Start Records for this exercise
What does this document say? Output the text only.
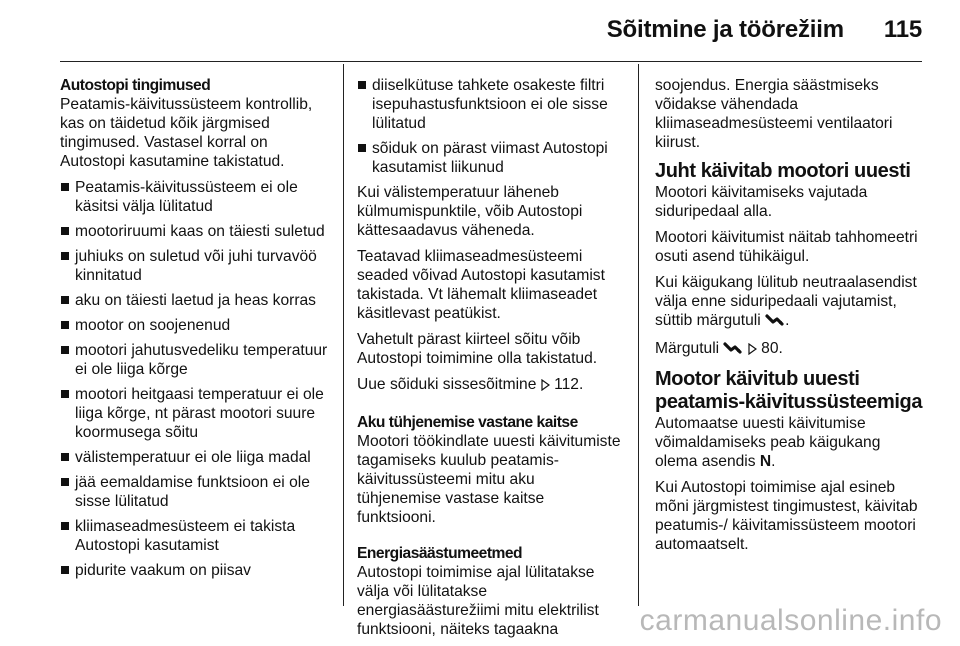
Sõitmine ja töörežiim 115

Autostopi tingimused

Peatamis-käivitussüsteem kontrollib, kas on täidetud kõik järgmised tingimused. Vastasel korral on Autostopi kasutamine takistatud.

Peatamis-käivitussüsteem ei ole käsitsi välja lülitatud
mootoriruumi kaas on täiesti suletud
juhiuks on suletud või juhi turvavöö kinnitatud
aku on täiesti laetud ja heas korras
mootor on soojenenud
mootori jahutusvedeliku temperatuur ei ole liiga kõrge
mootori heitgaasi temperatuur ei ole liiga kõrge, nt pärast mootori suure koormusega sõitu
välistemperatuur ei ole liiga madal
jää eemaldamise funktsioon ei ole sisse lülitatud
kliimaseadmesüsteem ei takista Autostopi kasutamist
pidurite vaakum on piisav
diiselkütuse tahkete osakeste filtri isepuhastusfunktsioon ei ole sisse lülitatud
sõiduk on pärast viimast Autostopi kasutamist liikunud

Kui välistemperatuur läheneb külmumispunktile, võib Autostopi kättesaadavus väheneda.

Teatavad kliimaseadmesüsteemi seaded võivad Autostopi kasutamist takistada. Vt lähemalt kliimaseadet käsitlevast peatükist.

Vahetult pärast kiirteel sõitu võib Autostopi toimimine olla takistatud.

Uue sõiduki sissesõitmine 112.

Aku tühjenemise vastane kaitse

Mootori töökindlate uuesti käivitumiste tagamiseks kuulub peatamis-käivitussüsteemi mitu aku tühjenemise vastase kaitse funktsiooni.

Energiasäästumeetmed

Autostopi toimimise ajal lülitatakse välja või lülitatakse energiasäästurežiimi mitu elektrilist funktsiooni, näiteks tagaakna

soojendus. Energia säästmiseks võidakse vähendada kliimaseadmesüsteemi ventilaatori kiirust.

Juht käivitab mootori uuesti

Mootori käivitamiseks vajutada siduripedaal alla.

Mootori käivitumist näitab tahhomeetri osuti asend tühikäigul.

Kui käigukang lülitub neutraalasendist välja enne siduripedaali vajutamist, süttib märgutuli .

Märgutuli	80.

Mootor käivitub uuesti
peatamis-käivitussüsteemiga

Automaatse uuesti käivitumise võimaldamiseks peab käigukang olema asendis N.

Kui Autostopi toimimise ajal esineb mõni järgmistest tingimustest, käivitab peatumis-/ käivitamissüsteem mootori automaatselt.

carmanualsonline.info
End Records for this exercise
Short exercise — Which lines of the material contain the string "käigukang"? List each of them.

Solution to the exercise —
Kui käigukang lülitub neutraalasendist välja enne siduripedaali vajutamist, süttib märgutuli .
Automaatse uuesti käivitumise võimaldamiseks peab käigukang olema asendis N.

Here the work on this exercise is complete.